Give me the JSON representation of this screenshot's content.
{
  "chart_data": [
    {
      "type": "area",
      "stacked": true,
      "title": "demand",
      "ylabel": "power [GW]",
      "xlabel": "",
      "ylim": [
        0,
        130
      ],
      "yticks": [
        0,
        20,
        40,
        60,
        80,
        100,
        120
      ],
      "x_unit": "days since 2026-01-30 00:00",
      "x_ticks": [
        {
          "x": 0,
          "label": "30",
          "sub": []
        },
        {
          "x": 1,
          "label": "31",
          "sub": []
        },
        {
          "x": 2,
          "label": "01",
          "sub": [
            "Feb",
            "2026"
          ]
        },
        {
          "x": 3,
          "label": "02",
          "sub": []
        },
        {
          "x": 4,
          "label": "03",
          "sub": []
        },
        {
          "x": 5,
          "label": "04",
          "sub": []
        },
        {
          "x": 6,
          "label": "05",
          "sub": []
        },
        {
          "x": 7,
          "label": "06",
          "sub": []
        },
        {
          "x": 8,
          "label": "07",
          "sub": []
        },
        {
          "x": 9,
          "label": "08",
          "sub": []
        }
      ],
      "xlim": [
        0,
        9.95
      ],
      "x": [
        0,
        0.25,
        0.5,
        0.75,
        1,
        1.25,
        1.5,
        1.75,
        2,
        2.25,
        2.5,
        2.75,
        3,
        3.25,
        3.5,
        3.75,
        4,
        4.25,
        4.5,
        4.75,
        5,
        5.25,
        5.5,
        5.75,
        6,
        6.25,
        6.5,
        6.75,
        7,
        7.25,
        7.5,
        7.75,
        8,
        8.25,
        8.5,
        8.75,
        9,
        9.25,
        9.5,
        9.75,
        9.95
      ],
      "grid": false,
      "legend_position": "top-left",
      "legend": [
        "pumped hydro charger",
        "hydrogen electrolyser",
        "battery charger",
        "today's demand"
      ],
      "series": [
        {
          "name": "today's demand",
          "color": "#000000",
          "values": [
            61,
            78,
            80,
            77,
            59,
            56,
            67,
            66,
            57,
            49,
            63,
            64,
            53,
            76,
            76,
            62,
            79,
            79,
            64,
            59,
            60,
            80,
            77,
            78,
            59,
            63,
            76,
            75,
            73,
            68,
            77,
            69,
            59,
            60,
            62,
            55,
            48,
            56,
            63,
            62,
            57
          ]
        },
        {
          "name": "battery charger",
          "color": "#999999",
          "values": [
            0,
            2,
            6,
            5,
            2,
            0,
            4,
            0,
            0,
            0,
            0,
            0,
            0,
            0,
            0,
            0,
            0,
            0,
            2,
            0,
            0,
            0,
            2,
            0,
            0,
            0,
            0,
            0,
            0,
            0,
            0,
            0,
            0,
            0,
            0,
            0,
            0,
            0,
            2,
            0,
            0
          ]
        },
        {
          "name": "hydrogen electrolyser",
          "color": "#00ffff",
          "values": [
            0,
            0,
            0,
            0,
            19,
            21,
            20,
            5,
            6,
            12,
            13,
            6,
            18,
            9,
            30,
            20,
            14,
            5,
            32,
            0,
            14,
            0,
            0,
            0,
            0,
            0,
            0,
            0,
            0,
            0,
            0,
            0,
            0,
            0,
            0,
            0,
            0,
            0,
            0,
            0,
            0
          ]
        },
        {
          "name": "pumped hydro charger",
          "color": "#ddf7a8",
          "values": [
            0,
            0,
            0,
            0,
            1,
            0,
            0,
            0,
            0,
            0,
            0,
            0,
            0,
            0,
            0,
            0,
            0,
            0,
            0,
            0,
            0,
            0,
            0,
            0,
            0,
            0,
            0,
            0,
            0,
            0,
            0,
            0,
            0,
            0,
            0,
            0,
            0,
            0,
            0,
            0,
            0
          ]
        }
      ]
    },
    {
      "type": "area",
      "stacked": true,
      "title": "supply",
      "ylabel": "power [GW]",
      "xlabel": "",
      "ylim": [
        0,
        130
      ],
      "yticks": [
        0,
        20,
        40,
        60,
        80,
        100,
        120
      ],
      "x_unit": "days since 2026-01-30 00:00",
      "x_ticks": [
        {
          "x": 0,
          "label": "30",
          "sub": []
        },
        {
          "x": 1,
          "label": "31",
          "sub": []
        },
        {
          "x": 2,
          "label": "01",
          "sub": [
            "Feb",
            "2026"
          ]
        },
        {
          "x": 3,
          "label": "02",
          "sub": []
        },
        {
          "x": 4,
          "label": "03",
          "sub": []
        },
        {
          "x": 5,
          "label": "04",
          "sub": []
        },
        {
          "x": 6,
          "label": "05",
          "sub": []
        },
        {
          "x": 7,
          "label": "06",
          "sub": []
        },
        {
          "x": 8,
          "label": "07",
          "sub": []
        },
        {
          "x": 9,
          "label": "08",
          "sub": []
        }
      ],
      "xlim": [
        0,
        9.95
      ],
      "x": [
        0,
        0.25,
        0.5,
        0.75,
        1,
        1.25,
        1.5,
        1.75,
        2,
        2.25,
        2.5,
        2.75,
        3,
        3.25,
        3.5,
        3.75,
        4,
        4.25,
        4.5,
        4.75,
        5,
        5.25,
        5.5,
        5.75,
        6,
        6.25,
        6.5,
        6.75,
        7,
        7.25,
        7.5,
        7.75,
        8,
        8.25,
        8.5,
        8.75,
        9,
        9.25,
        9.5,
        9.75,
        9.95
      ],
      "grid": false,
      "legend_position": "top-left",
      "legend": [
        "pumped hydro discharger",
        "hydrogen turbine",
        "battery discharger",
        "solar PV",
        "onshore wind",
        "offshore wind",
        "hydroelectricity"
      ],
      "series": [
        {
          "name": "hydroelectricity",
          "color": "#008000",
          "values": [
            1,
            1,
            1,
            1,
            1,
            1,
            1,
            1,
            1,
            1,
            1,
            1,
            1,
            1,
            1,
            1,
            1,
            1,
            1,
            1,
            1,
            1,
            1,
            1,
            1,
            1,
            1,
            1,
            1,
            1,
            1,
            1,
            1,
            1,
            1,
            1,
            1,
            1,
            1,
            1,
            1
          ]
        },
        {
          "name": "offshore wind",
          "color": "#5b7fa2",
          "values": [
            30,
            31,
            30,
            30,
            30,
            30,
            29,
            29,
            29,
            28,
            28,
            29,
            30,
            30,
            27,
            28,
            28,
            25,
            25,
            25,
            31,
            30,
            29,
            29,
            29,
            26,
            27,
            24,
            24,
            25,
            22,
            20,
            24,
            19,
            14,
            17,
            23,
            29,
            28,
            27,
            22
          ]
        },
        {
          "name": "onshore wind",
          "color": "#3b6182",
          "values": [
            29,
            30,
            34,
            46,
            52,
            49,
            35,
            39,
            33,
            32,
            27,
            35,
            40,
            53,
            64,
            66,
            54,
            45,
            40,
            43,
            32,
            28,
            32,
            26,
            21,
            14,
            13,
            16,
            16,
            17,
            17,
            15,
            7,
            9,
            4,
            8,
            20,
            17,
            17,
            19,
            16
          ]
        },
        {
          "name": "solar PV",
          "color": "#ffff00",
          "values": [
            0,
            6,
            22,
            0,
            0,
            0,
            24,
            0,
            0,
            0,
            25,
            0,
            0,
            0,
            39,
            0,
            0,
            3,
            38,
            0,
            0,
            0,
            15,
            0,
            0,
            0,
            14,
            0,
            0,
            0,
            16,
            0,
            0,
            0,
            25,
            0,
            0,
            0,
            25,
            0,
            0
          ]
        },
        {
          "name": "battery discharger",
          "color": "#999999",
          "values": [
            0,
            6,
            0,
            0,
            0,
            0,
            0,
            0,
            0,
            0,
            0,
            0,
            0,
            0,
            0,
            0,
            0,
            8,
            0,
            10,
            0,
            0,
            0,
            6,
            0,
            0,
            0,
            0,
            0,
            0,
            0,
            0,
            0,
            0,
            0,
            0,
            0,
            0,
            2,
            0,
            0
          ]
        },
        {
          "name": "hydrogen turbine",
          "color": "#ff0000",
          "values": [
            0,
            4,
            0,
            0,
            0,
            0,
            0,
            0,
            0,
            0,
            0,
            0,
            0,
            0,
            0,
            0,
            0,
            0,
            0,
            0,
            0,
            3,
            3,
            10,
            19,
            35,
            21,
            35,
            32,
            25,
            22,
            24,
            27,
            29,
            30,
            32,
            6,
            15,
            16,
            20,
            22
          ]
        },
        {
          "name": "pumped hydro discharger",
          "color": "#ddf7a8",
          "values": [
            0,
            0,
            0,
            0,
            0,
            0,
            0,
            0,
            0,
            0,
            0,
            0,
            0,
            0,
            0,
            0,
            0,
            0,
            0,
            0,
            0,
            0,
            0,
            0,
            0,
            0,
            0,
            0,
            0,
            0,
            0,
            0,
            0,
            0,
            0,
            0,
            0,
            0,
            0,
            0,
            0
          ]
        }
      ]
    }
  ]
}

### WHAT THE TASK ASKS
Establish how many lines of the records contain the string "hydrogen" and state that number without elaboration.

### EXERCISE RESPONSE
4